Extract every entry word for word. Skip the pictures.

## BEGIN

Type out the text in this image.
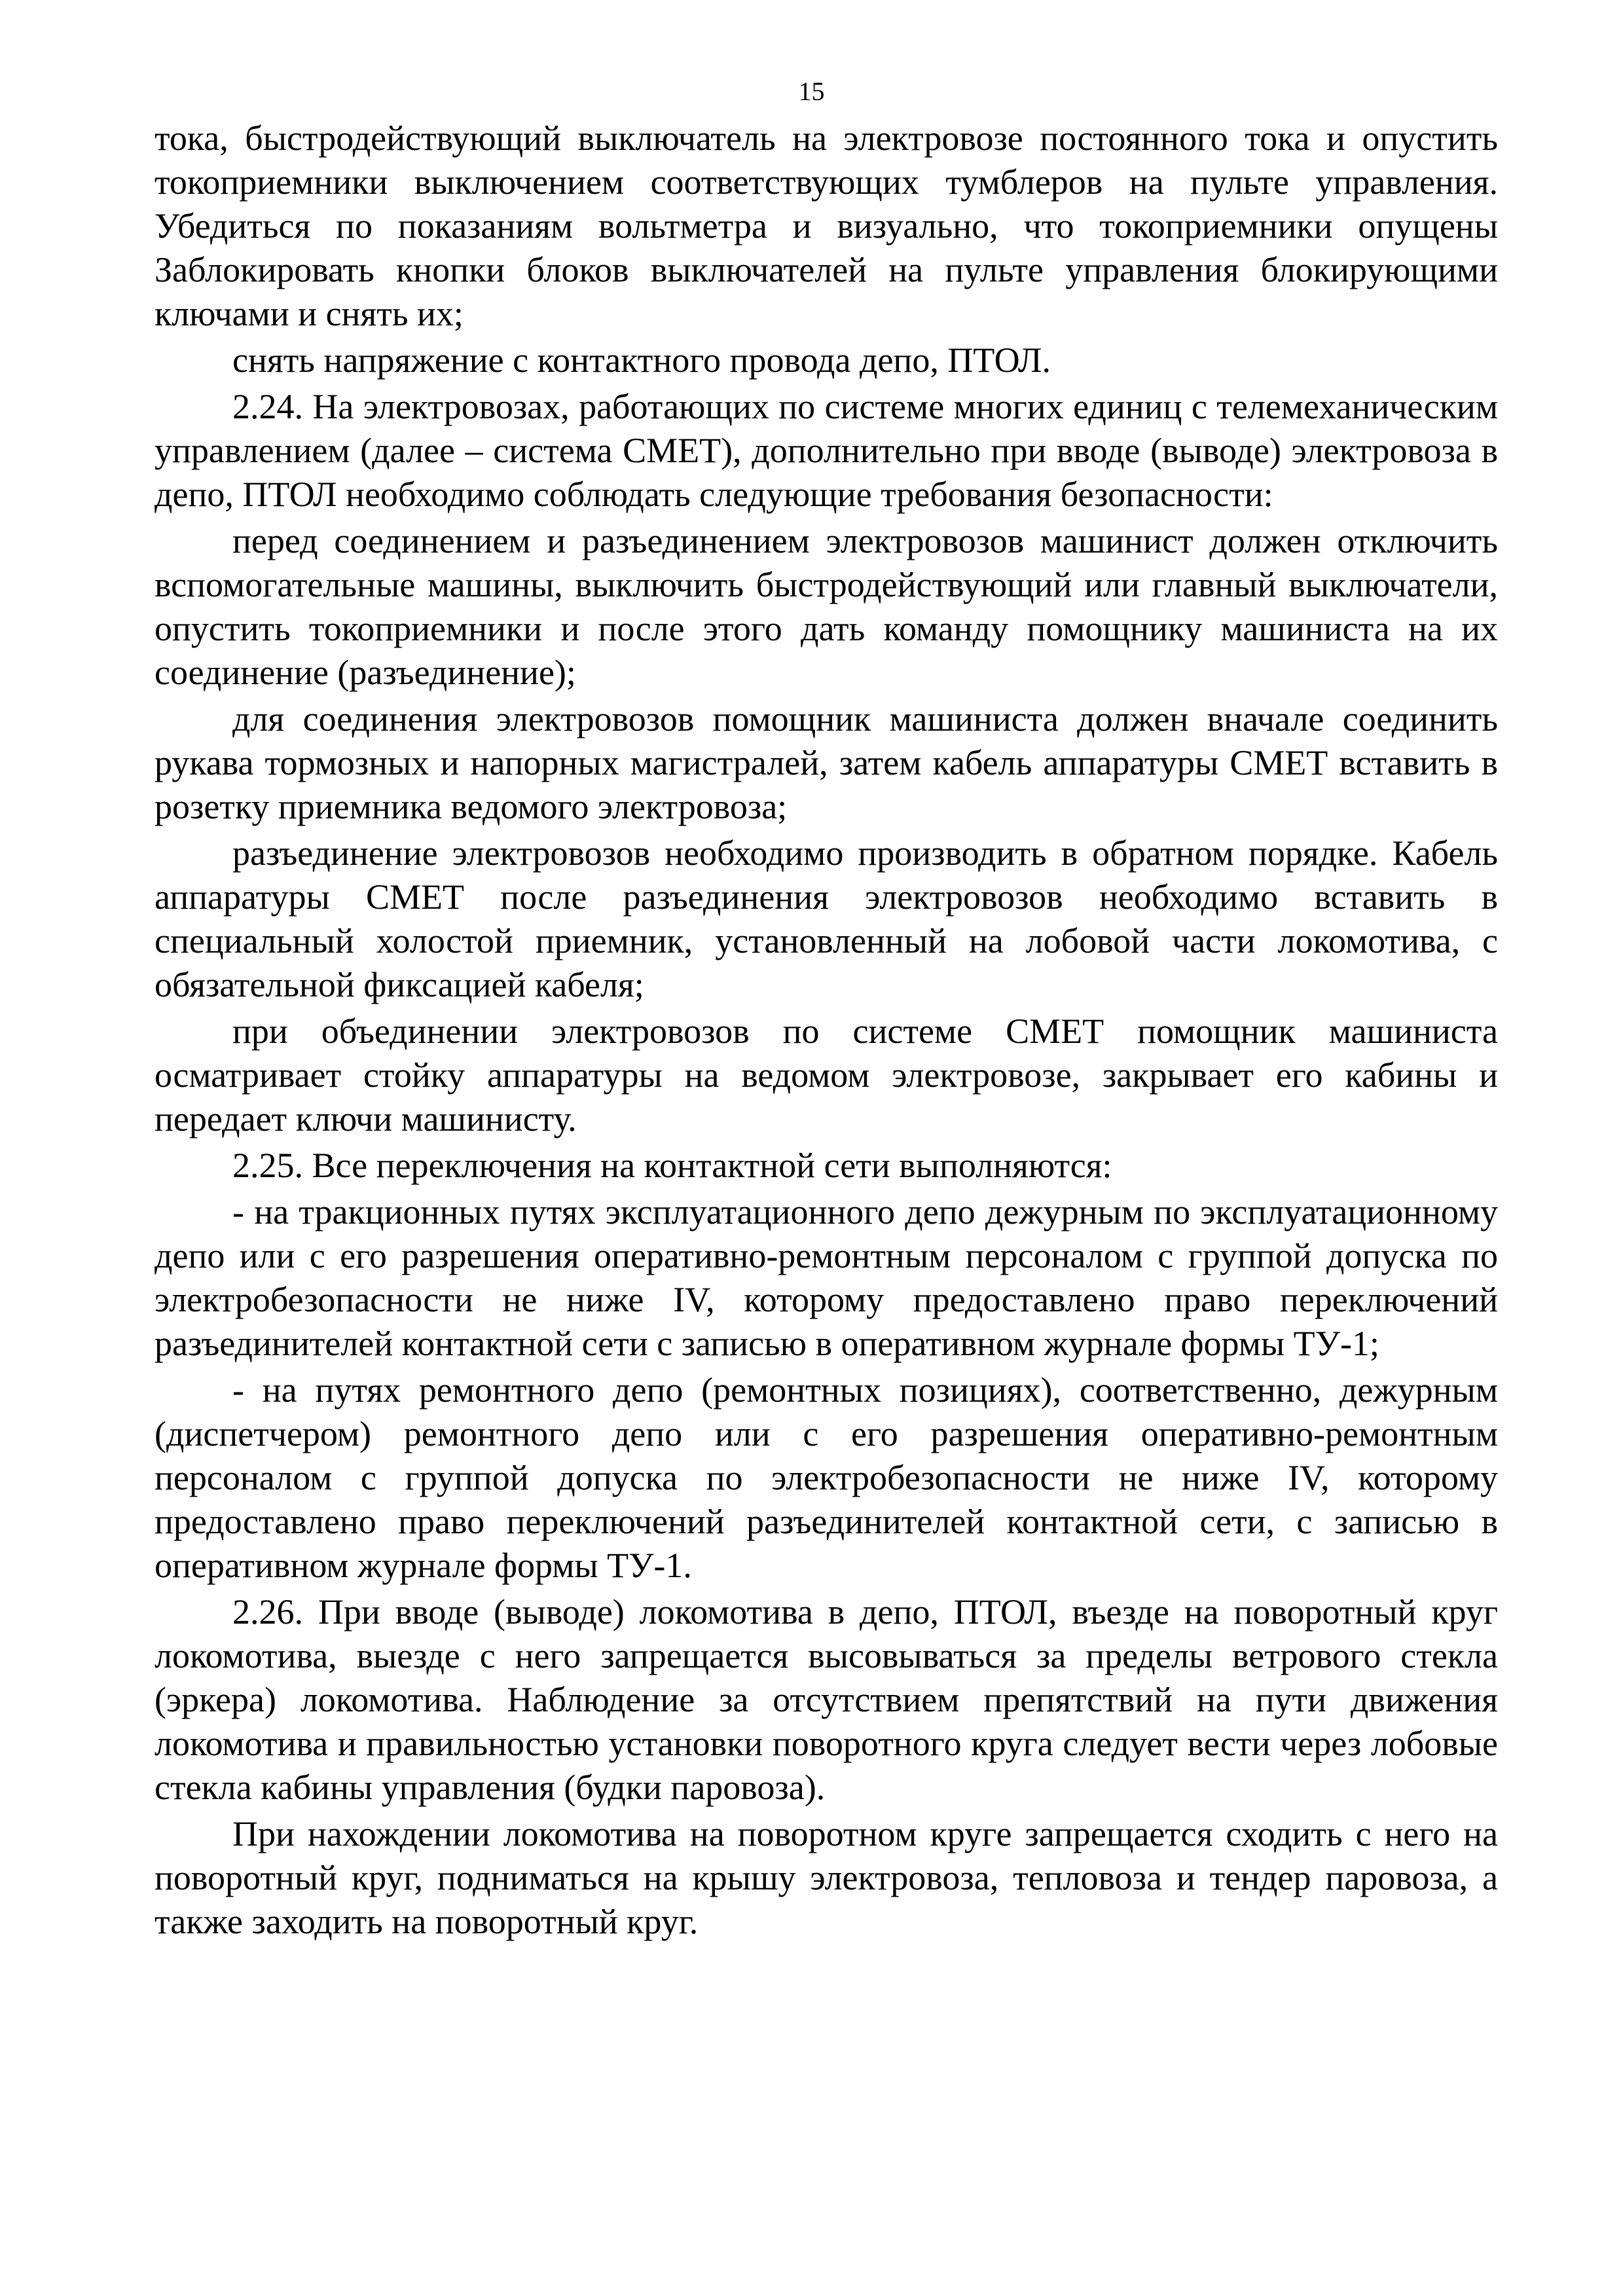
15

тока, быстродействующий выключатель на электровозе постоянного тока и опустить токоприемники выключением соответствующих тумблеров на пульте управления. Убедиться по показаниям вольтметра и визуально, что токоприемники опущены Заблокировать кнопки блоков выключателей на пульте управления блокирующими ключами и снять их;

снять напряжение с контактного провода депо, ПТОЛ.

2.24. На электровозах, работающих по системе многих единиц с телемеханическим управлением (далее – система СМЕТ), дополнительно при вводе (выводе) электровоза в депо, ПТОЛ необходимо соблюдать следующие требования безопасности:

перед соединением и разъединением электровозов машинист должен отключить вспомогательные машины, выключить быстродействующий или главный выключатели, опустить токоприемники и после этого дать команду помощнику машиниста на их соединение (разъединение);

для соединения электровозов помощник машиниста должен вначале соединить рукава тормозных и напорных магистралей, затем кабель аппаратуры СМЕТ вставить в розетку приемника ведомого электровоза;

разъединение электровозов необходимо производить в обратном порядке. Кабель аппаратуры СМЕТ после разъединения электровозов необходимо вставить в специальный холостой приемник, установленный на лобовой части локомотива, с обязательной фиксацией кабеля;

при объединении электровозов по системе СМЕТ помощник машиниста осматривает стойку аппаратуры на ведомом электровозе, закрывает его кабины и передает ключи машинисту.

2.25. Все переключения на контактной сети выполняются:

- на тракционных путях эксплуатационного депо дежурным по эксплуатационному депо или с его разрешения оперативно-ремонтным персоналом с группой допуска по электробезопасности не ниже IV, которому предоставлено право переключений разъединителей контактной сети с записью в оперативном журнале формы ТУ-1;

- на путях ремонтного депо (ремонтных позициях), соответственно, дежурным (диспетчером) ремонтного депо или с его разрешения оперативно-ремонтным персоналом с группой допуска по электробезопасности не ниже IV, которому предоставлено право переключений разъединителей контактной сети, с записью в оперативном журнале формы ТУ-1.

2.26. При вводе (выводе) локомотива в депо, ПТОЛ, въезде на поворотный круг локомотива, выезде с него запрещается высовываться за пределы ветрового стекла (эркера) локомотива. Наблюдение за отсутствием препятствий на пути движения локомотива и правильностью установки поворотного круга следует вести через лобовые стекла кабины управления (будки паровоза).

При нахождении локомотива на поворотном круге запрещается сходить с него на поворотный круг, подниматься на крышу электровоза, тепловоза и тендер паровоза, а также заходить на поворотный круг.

## END

— THE ANSWER —
Type out the text in this image.
15

тока, быстродействующий выключатель на электровозе постоянного тока и опустить токоприемники выключением соответствующих тумблеров на пульте управления. Убедиться по показаниям вольтметра и визуально, что токоприемники опущены Заблокировать кнопки блоков выключателей на пульте управления блокирующими ключами и снять их;

снять напряжение с контактного провода депо, ПТОЛ.

2.24. На электровозах, работающих по системе многих единиц с телемеханическим управлением (далее – система СМЕТ), дополнительно при вводе (выводе) электровоза в депо, ПТОЛ необходимо соблюдать следующие требования безопасности:

перед соединением и разъединением электровозов машинист должен отключить вспомогательные машины, выключить быстродействующий или главный выключатели, опустить токоприемники и после этого дать команду помощнику машиниста на их соединение (разъединение);

для соединения электровозов помощник машиниста должен вначале соединить рукава тормозных и напорных магистралей, затем кабель аппаратуры СМЕТ вставить в розетку приемника ведомого электровоза;

разъединение электровозов необходимо производить в обратном порядке. Кабель аппаратуры СМЕТ после разъединения электровозов необходимо вставить в специальный холостой приемник, установленный на лобовой части локомотива, с обязательной фиксацией кабеля;

при объединении электровозов по системе СМЕТ помощник машиниста осматривает стойку аппаратуры на ведомом электровозе, закрывает его кабины и передает ключи машинисту.

2.25. Все переключения на контактной сети выполняются:

- на тракционных путях эксплуатационного депо дежурным по эксплуатационному депо или с его разрешения оперативно-ремонтным персоналом с группой допуска по электробезопасности не ниже IV, которому предоставлено право переключений разъединителей контактной сети с записью в оперативном журнале формы ТУ-1;

- на путях ремонтного депо (ремонтных позициях), соответственно, дежурным (диспетчером) ремонтного депо или с его разрешения оперативно-ремонтным персоналом с группой допуска по электробезопасности не ниже IV, которому предоставлено право переключений разъединителей контактной сети, с записью в оперативном журнале формы ТУ-1.

2.26. При вводе (выводе) локомотива в депо, ПТОЛ, въезде на поворотный круг локомотива, выезде с него запрещается высовываться за пределы ветрового стекла (эркера) локомотива. Наблюдение за отсутствием препятствий на пути движения локомотива и правильностью установки поворотного круга следует вести через лобовые стекла кабины управления (будки паровоза).

При нахождении локомотива на поворотном круге запрещается сходить с него на поворотный круг, подниматься на крышу электровоза, тепловоза и тендер паровоза, а также заходить на поворотный круг.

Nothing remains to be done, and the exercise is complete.